It was not possible to pick and choose whom to interview, and given the small number of interviewees, the sample was almost certainly biased though in ways that could not be determined. The three arrestees interviewed were located opportunistically, rather than on any basis relating to the likelihood that they had been trafficked or victimised. Semi-structured interview schedules were used for both the cannabis growers and the police officers involved in their cases. The officers were told that the research was about cannabis factories, but modern slavery was not mentioned. The aim of that presentation was to avoid ‘priming’ them in a way that might have prompted them to give what they considered desirable answers.

The decision to use interpreters was made because the growers spoke limited English. They could convey some meaning, but the effort required to communicate adequately in a second language, especially when emotions or sensitive topics are broached, has been found to result in impoverished accounts (Nicassio et al. 1986; Westermeyer 1990) as well as making the accuracy and value of the data uncertain (Marshall and While 1994).


This study posed particular ethical issues and therefore utilised the British Society of Criminology Statement of Ethics (BSC 2015). The ethics committee of the Surrey and Sussex Police ‘Knowledge Exchange’ group, who review all research proposals from an ethical perspective, sanctioned this work, and authorised crime data access for academic purposes, to better understand this relatively unexplored crime type and to improve the policing response to it. All crime data were anonymised and kept secure.

The qualitative aspect of this research required deeper ethical consideration, however. The cannabis growers were foreign nationals, non-English speakers, and incarcerated for offences associated with serious organised crime. Sykes (1971) described the insecurity of prison for individuals; it is an enclosed environment with a dense population of offenders. Growers may have been put at risk if it became known that they had spoken to a police officer so discretion was maintained throughout. The purpose of the research was fully explained and confidentiality and anonymity were assured.


Nineteen Vietnamese Arrestees

The analysis of the criminal histories of the 19 Vietnamese nationals arrested in connection with cannabis farming in Surrey/Sussex in the three years to 2017 showed that the majority (14) had no previous criminal disposal recorded against them in the UK, i.e. no criminal reprimand, caution or conviction. Of the 14, however, only five had no recorded evidence of suspected criminality (as distinct from a sanction) whatever. Nine had various ‘non-convictions’; that is, they had previously been charged with criminal offences yet those prosecutions had not reached court. The offences that these individuals were charged with relate to immigration and also possible involvement with cannabis. Of the five individuals with formal disposals, the offences were various: immigration matters, possible involvement in cannabis cultivation and in one case a serious assault and robbery. These findings set the context for the two Vietnamese arrestees interviewed, as well as for the one Albanian arrestee.

Case Study A: The Formal Police Response

Case study A involved an incident reported to Surrey Police in April 2015 and recorded as an offence under the Misuse of Drugs Act 1973―being concerned in the production of a class B drug. The crime report reveals that police were initially called after fire broke out in a maisonette above a laundrette on the high street of a market town. The fire was deemed non-suspicious, and nobody was present, but investigators found 349 cannabis plants throughout the premises. The suspected cannabis grower was arrested in Nottingham 2 years later when he was stopped for a minor traffic infringement. He was taken to Surrey and interviewed under caution in relation to the 2015 offence. The interview was conducted in the presence of an interpreter and a legal advisor.

=== GIVEN INSTRUCTION ===
Duplicate the part of the cannabis research text that begins at the words "Case Study A: The" and stops after "a legal advisor.". The listing has no connection to the cannabis research text.

=== EXTRACTED RECORDS ===
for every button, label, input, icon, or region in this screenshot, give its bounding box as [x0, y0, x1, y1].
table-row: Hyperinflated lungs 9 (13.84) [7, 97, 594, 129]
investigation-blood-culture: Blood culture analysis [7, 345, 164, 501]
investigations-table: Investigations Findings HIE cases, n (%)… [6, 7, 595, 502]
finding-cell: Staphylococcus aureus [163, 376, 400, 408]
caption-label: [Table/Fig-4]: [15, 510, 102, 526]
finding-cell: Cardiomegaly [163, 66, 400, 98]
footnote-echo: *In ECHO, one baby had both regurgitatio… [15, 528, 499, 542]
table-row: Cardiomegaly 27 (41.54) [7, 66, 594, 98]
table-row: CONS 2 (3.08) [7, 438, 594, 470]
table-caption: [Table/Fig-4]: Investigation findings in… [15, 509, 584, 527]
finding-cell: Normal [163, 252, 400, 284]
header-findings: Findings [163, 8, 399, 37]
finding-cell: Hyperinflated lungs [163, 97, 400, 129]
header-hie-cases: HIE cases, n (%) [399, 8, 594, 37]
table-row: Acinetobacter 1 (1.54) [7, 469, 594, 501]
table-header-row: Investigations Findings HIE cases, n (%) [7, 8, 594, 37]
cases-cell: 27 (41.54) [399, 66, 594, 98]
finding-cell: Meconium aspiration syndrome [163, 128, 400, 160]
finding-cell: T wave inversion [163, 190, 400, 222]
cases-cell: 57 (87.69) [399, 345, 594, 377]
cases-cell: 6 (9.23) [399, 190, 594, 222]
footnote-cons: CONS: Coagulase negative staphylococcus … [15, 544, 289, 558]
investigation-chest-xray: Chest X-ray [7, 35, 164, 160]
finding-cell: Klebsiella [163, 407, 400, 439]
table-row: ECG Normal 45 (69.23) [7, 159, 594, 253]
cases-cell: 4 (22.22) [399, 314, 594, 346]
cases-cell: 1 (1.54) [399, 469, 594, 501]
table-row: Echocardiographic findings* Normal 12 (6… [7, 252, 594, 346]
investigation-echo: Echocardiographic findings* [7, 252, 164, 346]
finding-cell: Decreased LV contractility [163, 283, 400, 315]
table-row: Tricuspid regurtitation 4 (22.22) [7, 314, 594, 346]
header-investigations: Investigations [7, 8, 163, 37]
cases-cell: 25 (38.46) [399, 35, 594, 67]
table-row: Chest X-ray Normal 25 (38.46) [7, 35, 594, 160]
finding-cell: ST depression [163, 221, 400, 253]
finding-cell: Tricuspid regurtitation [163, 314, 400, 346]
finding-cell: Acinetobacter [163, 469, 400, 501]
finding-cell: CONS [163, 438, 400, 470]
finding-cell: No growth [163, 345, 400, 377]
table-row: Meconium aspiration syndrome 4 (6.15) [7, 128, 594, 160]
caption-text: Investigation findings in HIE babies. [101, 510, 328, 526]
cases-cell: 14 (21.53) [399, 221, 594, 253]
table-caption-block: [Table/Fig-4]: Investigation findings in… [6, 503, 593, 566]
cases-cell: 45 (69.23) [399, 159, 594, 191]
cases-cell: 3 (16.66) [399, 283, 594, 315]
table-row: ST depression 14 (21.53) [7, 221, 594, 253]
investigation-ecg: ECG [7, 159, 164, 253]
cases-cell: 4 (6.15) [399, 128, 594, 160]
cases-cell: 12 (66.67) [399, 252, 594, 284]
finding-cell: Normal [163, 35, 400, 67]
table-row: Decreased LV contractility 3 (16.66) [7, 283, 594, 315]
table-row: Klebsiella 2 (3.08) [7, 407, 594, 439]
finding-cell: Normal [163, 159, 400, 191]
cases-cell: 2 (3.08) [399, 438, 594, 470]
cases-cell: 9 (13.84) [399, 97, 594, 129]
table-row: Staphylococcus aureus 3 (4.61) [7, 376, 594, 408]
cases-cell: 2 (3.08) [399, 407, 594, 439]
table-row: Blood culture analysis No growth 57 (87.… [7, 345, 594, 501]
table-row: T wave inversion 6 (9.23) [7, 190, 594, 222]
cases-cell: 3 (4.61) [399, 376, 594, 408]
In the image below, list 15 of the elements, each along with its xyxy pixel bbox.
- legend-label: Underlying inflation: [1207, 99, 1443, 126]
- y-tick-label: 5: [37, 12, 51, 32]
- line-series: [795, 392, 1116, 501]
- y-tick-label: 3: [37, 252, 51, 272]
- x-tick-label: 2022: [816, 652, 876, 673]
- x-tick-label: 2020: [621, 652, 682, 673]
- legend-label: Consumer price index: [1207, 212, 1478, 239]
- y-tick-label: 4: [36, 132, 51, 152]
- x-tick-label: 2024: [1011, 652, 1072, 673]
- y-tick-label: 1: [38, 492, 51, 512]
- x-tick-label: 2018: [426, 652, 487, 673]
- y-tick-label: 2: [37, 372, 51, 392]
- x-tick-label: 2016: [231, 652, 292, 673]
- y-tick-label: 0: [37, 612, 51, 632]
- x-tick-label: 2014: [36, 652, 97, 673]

=== RESPONSE TO THIS TASK ===
Case Study A: The Formal Police Response

Case study A involved an incident reported to Surrey Police in April 2015 and recorded as an offence under the Misuse of Drugs Act 1973―being concerned in the production of a class B drug. The crime report reveals that police were initially called after fire broke out in a maisonette above a laundrette on the high street of a market town. The fire was deemed non-suspicious, and nobody was present, but investigators found 349 cannabis plants throughout the premises. The suspected cannabis grower was arrested in Nottingham 2 years later when he was stopped for a minor traffic infringement. He was taken to Surrey and interviewed under caution in relation to the 2015 offence. The interview was conducted in the presence of an interpreter and a legal advisor.